Objective. Return, character for character, the lines from the one bearing "Transcribe the text in this document." through the end of the material. Omit everything before that line.

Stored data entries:
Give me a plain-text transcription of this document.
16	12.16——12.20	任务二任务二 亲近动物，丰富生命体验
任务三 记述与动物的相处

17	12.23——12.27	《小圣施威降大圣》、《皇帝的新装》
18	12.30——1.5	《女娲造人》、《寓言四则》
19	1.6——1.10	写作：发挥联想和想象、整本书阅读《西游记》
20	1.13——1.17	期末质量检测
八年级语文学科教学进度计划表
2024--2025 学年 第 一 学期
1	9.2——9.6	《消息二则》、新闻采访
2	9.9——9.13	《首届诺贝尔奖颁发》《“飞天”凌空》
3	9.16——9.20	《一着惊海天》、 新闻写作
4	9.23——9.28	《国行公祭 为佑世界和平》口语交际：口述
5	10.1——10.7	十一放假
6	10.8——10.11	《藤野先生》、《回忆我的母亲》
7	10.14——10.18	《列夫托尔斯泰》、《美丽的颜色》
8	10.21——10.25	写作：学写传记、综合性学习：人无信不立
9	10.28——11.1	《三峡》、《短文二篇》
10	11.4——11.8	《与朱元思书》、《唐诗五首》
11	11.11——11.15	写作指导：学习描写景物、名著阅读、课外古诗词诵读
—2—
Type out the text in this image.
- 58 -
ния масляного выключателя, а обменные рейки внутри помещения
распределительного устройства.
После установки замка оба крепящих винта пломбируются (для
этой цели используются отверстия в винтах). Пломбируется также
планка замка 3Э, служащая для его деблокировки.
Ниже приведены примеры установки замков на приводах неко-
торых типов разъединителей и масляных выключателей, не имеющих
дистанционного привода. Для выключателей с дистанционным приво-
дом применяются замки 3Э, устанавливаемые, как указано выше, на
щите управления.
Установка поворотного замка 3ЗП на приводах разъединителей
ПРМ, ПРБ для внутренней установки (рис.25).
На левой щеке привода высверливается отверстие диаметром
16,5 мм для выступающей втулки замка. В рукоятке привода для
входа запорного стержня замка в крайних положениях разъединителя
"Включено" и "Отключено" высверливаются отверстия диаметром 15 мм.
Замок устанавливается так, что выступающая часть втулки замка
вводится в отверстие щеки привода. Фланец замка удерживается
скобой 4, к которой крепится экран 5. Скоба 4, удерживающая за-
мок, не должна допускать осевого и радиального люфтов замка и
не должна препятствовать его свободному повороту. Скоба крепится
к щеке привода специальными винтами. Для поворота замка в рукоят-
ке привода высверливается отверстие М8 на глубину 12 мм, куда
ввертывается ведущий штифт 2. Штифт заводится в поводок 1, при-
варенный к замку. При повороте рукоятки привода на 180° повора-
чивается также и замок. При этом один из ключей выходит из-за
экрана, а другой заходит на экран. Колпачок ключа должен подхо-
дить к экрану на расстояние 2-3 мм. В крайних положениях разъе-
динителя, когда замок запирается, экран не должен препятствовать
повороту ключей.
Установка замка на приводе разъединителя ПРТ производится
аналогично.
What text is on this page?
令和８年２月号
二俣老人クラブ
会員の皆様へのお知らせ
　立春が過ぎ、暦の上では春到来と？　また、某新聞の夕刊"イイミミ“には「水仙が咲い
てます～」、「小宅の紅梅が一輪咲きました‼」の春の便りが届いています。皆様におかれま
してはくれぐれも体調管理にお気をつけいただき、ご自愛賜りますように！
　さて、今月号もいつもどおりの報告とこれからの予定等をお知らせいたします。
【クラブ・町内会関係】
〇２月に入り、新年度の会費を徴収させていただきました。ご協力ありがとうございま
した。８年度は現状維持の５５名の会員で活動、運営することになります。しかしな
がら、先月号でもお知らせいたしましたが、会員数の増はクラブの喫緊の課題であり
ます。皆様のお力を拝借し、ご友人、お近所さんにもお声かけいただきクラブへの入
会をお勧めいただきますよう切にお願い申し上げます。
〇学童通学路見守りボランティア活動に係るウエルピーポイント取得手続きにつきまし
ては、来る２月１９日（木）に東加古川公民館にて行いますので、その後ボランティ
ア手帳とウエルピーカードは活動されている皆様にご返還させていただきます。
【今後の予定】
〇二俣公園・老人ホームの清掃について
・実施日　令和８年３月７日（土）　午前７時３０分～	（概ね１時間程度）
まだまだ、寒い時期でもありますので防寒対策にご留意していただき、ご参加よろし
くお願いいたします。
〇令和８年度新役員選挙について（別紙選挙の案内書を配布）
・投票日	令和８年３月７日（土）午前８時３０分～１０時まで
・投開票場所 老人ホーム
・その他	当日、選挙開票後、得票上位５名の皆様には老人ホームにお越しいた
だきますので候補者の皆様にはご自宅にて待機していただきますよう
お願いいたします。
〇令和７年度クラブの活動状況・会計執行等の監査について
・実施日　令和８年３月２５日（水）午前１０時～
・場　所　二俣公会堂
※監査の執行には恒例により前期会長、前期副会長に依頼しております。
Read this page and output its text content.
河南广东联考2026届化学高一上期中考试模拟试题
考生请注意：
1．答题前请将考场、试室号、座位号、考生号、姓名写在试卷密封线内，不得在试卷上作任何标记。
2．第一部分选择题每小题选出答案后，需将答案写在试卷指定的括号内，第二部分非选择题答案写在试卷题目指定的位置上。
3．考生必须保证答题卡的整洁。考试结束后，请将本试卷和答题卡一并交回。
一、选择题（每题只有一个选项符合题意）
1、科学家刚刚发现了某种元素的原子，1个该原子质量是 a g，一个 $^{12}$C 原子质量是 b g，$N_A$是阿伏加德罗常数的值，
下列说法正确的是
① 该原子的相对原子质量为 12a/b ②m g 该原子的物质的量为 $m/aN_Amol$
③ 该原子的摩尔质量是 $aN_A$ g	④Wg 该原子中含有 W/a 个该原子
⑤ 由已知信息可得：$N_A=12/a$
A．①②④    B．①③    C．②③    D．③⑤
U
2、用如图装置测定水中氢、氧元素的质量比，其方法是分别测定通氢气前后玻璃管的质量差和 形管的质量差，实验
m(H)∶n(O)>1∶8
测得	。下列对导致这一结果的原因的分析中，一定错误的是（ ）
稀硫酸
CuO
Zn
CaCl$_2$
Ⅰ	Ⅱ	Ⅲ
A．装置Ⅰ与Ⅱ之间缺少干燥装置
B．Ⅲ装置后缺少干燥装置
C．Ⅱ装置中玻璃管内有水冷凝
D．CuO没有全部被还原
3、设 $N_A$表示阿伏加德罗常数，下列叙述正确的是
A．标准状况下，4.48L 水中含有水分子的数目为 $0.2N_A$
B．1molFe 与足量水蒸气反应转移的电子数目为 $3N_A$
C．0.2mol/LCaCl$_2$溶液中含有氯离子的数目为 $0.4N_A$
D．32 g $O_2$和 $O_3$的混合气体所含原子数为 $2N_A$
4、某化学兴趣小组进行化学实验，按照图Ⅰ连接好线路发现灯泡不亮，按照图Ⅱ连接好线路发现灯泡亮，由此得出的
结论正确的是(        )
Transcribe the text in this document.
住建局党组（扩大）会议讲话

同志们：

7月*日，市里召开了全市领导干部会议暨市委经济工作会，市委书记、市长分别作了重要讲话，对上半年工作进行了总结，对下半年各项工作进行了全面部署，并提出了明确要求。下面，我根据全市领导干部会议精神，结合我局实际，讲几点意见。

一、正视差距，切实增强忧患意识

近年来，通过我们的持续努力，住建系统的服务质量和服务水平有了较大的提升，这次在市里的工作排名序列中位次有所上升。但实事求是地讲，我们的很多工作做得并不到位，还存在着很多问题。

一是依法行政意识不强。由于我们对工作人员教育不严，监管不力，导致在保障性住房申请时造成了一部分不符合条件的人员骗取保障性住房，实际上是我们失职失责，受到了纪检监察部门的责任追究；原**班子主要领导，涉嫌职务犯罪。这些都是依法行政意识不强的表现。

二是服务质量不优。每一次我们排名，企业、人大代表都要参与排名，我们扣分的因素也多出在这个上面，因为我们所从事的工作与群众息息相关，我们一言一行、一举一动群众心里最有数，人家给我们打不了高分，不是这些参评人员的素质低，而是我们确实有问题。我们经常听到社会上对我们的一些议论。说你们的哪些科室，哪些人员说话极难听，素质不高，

Full answer.
Transcribe the text in this document.
住建局党组（扩大）会议讲话

同志们：

7月*日，市里召开了全市领导干部会议暨市委经济工作会，市委书记、市长分别作了重要讲话，对上半年工作进行了总结，对下半年各项工作进行了全面部署，并提出了明确要求。下面，我根据全市领导干部会议精神，结合我局实际，讲几点意见。

一、正视差距，切实增强忧患意识

近年来，通过我们的持续努力，住建系统的服务质量和服务水平有了较大的提升，这次在市里的工作排名序列中位次有所上升。但实事求是地讲，我们的很多工作做得并不到位，还存在着很多问题。

一是依法行政意识不强。由于我们对工作人员教育不严，监管不力，导致在保障性住房申请时造成了一部分不符合条件的人员骗取保障性住房，实际上是我们失职失责，受到了纪检监察部门的责任追究；原**班子主要领导，涉嫌职务犯罪。这些都是依法行政意识不强的表现。

二是服务质量不优。每一次我们排名，企业、人大代表都要参与排名，我们扣分的因素也多出在这个上面，因为我们所从事的工作与群众息息相关，我们一言一行、一举一动群众心里最有数，人家给我们打不了高分，不是这些参评人员的素质低，而是我们确实有问题。我们经常听到社会上对我们的一些议论。说你们的哪些科室，哪些人员说话极难听，素质不高，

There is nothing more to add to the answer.